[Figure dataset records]
=====

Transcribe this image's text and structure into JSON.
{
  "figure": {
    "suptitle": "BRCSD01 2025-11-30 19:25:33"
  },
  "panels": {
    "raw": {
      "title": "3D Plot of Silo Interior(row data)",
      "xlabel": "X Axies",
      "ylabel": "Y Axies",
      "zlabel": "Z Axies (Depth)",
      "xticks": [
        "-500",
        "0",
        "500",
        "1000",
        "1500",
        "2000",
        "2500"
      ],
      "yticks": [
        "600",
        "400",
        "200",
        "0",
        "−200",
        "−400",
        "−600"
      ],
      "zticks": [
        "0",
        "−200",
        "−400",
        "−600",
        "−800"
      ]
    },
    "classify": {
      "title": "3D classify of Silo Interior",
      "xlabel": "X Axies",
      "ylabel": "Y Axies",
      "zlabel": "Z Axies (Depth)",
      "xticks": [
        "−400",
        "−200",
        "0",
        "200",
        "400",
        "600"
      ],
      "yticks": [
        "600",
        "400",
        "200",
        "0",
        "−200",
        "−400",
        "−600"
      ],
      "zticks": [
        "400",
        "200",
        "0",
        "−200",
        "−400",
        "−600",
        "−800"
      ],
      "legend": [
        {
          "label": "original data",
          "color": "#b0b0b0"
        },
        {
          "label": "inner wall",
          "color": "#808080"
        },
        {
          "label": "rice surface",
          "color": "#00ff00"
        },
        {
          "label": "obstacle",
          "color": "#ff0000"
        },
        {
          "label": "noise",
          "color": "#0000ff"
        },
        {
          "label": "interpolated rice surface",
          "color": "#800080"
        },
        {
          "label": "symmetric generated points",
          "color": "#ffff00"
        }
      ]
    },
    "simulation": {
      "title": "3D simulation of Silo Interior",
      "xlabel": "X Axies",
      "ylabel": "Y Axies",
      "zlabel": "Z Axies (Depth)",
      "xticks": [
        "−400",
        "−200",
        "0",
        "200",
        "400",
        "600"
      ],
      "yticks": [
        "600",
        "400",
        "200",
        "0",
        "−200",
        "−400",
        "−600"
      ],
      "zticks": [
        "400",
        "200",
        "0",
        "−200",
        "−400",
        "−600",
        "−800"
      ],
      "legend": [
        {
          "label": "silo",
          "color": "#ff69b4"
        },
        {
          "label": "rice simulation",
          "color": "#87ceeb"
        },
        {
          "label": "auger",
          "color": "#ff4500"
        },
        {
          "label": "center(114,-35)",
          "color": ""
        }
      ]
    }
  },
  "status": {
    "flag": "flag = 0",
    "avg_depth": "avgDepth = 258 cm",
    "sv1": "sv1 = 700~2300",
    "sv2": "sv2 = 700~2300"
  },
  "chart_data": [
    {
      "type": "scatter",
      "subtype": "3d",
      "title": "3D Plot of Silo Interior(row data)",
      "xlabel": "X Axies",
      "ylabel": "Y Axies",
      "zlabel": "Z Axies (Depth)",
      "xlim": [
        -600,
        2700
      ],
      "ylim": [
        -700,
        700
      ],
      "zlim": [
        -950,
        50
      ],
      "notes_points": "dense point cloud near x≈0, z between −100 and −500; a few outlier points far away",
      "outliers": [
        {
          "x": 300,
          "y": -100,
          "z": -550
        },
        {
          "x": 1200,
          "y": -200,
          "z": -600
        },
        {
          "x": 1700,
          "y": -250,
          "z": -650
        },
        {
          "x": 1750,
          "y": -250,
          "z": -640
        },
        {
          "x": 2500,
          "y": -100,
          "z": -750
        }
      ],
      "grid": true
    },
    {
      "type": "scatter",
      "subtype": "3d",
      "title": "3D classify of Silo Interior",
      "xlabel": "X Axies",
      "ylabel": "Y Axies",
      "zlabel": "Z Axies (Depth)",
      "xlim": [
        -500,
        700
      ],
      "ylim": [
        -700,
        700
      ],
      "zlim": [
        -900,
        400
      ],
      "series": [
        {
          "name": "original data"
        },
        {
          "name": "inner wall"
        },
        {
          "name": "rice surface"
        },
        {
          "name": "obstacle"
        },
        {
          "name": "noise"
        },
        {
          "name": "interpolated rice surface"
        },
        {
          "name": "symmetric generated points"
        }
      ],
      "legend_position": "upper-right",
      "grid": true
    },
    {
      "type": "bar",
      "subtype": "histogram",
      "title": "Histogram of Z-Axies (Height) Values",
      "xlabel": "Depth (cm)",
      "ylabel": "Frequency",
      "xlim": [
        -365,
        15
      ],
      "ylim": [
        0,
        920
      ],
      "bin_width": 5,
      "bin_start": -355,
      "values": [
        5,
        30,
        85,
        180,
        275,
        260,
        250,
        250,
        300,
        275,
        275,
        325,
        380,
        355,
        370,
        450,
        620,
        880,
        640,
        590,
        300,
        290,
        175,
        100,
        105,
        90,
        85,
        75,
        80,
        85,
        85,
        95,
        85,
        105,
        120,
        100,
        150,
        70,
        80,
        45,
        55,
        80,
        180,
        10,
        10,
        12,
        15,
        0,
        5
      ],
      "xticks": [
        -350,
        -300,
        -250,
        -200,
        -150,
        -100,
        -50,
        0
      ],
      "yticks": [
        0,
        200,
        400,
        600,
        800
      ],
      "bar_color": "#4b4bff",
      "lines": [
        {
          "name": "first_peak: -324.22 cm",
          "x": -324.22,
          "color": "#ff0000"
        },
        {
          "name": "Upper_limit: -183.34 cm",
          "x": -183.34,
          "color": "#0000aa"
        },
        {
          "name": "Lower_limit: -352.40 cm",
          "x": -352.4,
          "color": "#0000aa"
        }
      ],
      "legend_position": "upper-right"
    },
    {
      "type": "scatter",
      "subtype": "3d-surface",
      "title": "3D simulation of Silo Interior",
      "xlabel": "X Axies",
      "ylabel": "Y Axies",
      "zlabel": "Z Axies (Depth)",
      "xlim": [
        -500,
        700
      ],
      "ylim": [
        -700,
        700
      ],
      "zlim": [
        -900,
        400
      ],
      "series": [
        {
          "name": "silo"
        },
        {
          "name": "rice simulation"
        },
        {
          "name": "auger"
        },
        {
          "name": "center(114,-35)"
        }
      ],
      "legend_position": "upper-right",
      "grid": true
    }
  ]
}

=====

TASK DIRECTIONS: All of the records must be retyped exactly as they are.

EXERCISE OUTPUT:
Transcribe this image's text and structure into JSON.
{
  "figure": {
    "suptitle": "BRCSD01 2025-11-30 19:25:33"
  },
  "panels": {
    "raw": {
      "title": "3D Plot of Silo Interior(row data)",
      "xlabel": "X Axies",
      "ylabel": "Y Axies",
      "zlabel": "Z Axies (Depth)",
      "xticks": [
        "-500",
        "0",
        "500",
        "1000",
        "1500",
        "2000",
        "2500"
      ],
      "yticks": [
        "600",
        "400",
        "200",
        "0",
        "−200",
        "−400",
        "−600"
      ],
      "zticks": [
        "0",
        "−200",
        "−400",
        "−600",
        "−800"
      ]
    },
    "classify": {
      "title": "3D classify of Silo Interior",
      "xlabel": "X Axies",
      "ylabel": "Y Axies",
      "zlabel": "Z Axies (Depth)",
      "xticks": [
        "−400",
        "−200",
        "0",
        "200",
        "400",
        "600"
      ],
      "yticks": [
        "600",
        "400",
        "200",
        "0",
        "−200",
        "−400",
        "−600"
      ],
      "zticks": [
        "400",
        "200",
        "0",
        "−200",
        "−400",
        "−600",
        "−800"
      ],
      "legend": [
        {
          "label": "original data",
          "color": "#b0b0b0"
        },
        {
          "label": "inner wall",
          "color": "#808080"
        },
        {
          "label": "rice surface",
          "color": "#00ff00"
        },
        {
          "label": "obstacle",
          "color": "#ff0000"
        },
        {
          "label": "noise",
          "color": "#0000ff"
        },
        {
          "label": "interpolated rice surface",
          "color": "#800080"
        },
        {
          "label": "symmetric generated points",
          "color": "#ffff00"
        }
      ]
    },
    "simulation": {
      "title": "3D simulation of Silo Interior",
      "xlabel": "X Axies",
      "ylabel": "Y Axies",
      "zlabel": "Z Axies (Depth)",
      "xticks": [
        "−400",
        "−200",
        "0",
        "200",
        "400",
        "600"
      ],
      "yticks": [
        "600",
        "400",
        "200",
        "0",
        "−200",
        "−400",
        "−600"
      ],
      "zticks": [
        "400",
        "200",
        "0",
        "−200",
        "−400",
        "−600",
        "−800"
      ],
      "legend": [
        {
          "label": "silo",
          "color": "#ff69b4"
        },
        {
          "label": "rice simulation",
          "color": "#87ceeb"
        },
        {
          "label": "auger",
          "color": "#ff4500"
        },
        {
          "label": "center(114,-35)",
          "color": ""
        }
      ]
    }
  },
  "status": {
    "flag": "flag = 0",
    "avg_depth": "avgDepth = 258 cm",
    "sv1": "sv1 = 700~2300",
    "sv2": "sv2 = 700~2300"
  },
  "chart_data": [
    {
      "type": "scatter",
      "subtype": "3d",
      "title": "3D Plot of Silo Interior(row data)",
      "xlabel": "X Axies",
      "ylabel": "Y Axies",
      "zlabel": "Z Axies (Depth)",
      "xlim": [
        -600,
        2700
      ],
      "ylim": [
        -700,
        700
      ],
      "zlim": [
        -950,
        50
      ],
      "notes_points": "dense point cloud near x≈0, z between −100 and −500; a few outlier points far away",
      "outliers": [
        {
          "x": 300,
          "y": -100,
          "z": -550
        },
        {
          "x": 1200,
          "y": -200,
          "z": -600
        },
        {
          "x": 1700,
          "y": -250,
          "z": -650
        },
        {
          "x": 1750,
          "y": -250,
          "z": -640
        },
        {
          "x": 2500,
          "y": -100,
          "z": -750
        }
      ],
      "grid": true
    },
    {
      "type": "scatter",
      "subtype": "3d",
      "title": "3D classify of Silo Interior",
      "xlabel": "X Axies",
      "ylabel": "Y Axies",
      "zlabel": "Z Axies (Depth)",
      "xlim": [
        -500,
        700
      ],
      "ylim": [
        -700,
        700
      ],
      "zlim": [
        -900,
        400
      ],
      "series": [
        {
          "name": "original data"
        },
        {
          "name": "inner wall"
        },
        {
          "name": "rice surface"
        },
        {
          "name": "obstacle"
        },
        {
          "name": "noise"
        },
        {
          "name": "interpolated rice surface"
        },
        {
          "name": "symmetric generated points"
        }
      ],
      "legend_position": "upper-right",
      "grid": true
    },
    {
      "type": "bar",
      "subtype": "histogram",
      "title": "Histogram of Z-Axies (Height) Values",
      "xlabel": "Depth (cm)",
      "ylabel": "Frequency",
      "xlim": [
        -365,
        15
      ],
      "ylim": [
        0,
        920
      ],
      "bin_width": 5,
      "bin_start": -355,
      "values": [
        5,
        30,
        85,
        180,
        275,
        260,
        250,
        250,
        300,
        275,
        275,
        325,
        380,
        355,
        370,
        450,
        620,
        880,
        640,
        590,
        300,
        290,
        175,
        100,
        105,
        90,
        85,
        75,
        80,
        85,
        85,
        95,
        85,
        105,
        120,
        100,
        150,
        70,
        80,
        45,
        55,
        80,
        180,
        10,
        10,
        12,
        15,
        0,
        5
      ],
      "xticks": [
        -350,
        -300,
        -250,
        -200,
        -150,
        -100,
        -50,
        0
      ],
      "yticks": [
        0,
        200,
        400,
        600,
        800
      ],
      "bar_color": "#4b4bff",
      "lines": [
        {
          "name": "first_peak: -324.22 cm",
          "x": -324.22,
          "color": "#ff0000"
        },
        {
          "name": "Upper_limit: -183.34 cm",
          "x": -183.34,
          "color": "#0000aa"
        },
        {
          "name": "Lower_limit: -352.40 cm",
          "x": -352.4,
          "color": "#0000aa"
        }
      ],
      "legend_position": "upper-right"
    },
    {
      "type": "scatter",
      "subtype": "3d-surface",
      "title": "3D simulation of Silo Interior",
      "xlabel": "X Axies",
      "ylabel": "Y Axies",
      "zlabel": "Z Axies (Depth)",
      "xlim": [
        -500,
        700
      ],
      "ylim": [
        -700,
        700
      ],
      "zlim": [
        -900,
        400
      ],
      "series": [
        {
          "name": "silo"
        },
        {
          "name": "rice simulation"
        },
        {
          "name": "auger"
        },
        {
          "name": "center(114,-35)"
        }
      ],
      "legend_position": "upper-right",
      "grid": true
    }
  ]
}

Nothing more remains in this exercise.